— TASK INPUTS —
-*-*-

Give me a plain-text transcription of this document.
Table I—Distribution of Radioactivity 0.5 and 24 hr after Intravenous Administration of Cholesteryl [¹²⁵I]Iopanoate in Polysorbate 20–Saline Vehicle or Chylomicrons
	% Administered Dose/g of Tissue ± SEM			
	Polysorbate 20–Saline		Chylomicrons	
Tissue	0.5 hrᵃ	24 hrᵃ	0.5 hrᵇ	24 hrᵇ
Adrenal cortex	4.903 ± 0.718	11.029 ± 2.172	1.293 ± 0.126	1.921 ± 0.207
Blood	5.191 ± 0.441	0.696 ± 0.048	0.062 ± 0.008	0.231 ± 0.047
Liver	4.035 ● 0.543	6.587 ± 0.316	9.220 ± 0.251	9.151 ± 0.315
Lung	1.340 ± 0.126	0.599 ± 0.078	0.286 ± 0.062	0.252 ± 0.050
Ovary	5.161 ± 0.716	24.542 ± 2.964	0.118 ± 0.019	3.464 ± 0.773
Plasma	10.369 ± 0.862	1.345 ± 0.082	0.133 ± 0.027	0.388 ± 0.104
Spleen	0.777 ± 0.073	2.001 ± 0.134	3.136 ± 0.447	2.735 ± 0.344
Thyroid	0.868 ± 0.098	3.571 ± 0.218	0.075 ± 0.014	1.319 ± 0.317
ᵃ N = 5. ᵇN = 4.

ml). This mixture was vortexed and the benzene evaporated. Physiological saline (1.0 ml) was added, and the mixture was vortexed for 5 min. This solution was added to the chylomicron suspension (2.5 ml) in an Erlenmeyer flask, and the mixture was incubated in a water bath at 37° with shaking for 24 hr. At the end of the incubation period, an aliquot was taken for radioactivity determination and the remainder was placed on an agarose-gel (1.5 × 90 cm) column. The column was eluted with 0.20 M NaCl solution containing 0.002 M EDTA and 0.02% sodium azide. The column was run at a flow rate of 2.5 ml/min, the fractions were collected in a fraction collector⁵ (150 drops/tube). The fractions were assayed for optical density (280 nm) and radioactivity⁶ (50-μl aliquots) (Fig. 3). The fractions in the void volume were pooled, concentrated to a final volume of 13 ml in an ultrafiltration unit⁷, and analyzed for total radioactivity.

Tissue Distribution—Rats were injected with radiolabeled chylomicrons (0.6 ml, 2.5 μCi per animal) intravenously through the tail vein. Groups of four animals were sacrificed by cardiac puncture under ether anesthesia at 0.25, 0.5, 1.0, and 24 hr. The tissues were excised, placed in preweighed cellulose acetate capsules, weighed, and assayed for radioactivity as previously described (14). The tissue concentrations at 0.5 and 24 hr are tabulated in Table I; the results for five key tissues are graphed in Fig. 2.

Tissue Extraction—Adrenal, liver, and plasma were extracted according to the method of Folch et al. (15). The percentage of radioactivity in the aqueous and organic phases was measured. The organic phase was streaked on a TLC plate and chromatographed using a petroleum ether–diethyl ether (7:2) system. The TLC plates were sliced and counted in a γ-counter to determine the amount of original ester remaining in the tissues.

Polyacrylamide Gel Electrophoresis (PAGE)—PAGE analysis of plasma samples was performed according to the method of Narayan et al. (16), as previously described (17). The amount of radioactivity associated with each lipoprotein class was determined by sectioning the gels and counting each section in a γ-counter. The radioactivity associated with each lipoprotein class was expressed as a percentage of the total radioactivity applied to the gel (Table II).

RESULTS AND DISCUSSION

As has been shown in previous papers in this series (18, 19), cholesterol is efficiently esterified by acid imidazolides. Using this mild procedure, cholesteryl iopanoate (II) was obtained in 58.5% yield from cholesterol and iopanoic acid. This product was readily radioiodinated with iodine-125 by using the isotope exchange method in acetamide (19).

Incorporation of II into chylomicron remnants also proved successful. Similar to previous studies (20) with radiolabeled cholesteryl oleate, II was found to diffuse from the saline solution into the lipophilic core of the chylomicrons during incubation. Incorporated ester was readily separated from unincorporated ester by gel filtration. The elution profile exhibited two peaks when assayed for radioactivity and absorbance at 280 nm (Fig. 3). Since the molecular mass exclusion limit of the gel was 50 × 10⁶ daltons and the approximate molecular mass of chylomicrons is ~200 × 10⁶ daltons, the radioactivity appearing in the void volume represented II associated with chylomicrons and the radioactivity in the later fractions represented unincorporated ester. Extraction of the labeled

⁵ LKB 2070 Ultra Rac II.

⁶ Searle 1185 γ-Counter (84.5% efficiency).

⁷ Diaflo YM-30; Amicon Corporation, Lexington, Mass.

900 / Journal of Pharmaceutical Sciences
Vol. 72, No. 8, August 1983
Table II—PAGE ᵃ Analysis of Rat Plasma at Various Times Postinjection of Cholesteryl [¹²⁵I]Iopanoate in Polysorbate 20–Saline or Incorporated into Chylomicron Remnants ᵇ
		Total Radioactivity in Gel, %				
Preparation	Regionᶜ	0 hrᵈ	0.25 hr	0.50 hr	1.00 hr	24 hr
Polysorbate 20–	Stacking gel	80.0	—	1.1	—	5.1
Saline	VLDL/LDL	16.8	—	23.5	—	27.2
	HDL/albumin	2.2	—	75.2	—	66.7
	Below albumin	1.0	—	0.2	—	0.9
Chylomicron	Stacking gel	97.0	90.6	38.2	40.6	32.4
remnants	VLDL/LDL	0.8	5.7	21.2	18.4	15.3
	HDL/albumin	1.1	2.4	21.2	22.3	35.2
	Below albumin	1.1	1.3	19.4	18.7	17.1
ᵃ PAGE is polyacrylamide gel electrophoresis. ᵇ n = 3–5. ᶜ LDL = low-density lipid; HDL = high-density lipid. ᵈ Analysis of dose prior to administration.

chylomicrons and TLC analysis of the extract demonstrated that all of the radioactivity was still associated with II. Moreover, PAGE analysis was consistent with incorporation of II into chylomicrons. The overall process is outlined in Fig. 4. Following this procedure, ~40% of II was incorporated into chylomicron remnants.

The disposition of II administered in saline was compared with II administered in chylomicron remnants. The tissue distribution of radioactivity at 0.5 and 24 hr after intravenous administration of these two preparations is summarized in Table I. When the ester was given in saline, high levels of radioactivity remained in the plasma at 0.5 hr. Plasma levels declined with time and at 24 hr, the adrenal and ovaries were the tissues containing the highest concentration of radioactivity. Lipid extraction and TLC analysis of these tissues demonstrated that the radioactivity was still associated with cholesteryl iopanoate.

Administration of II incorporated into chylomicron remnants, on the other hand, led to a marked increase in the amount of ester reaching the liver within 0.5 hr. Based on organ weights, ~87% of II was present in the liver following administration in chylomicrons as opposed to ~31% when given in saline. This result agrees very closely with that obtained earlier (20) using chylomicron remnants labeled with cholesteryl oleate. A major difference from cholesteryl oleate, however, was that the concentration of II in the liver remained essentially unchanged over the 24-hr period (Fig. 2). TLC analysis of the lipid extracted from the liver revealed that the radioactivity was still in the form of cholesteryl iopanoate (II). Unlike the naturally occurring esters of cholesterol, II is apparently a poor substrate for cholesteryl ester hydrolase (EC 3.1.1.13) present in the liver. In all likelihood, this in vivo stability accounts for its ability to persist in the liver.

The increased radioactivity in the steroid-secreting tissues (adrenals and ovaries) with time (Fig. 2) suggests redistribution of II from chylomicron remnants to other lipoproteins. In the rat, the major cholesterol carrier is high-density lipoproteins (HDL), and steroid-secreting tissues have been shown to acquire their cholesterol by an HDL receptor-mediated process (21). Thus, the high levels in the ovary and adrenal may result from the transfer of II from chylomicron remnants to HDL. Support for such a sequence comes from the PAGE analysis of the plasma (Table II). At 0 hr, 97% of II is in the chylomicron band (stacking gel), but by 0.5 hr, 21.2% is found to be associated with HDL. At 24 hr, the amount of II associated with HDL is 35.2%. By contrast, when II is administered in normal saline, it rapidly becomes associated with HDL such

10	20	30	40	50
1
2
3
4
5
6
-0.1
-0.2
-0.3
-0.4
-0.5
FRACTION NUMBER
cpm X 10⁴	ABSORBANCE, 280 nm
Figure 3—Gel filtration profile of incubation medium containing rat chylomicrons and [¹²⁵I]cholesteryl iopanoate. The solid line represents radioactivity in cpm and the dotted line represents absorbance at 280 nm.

-*-*-

— EXERCISE GOAL —
Scan the records above and tell how many lines include the word "Polysorbate"; the number is all that should be written.

— WRITTEN ANSWER —
4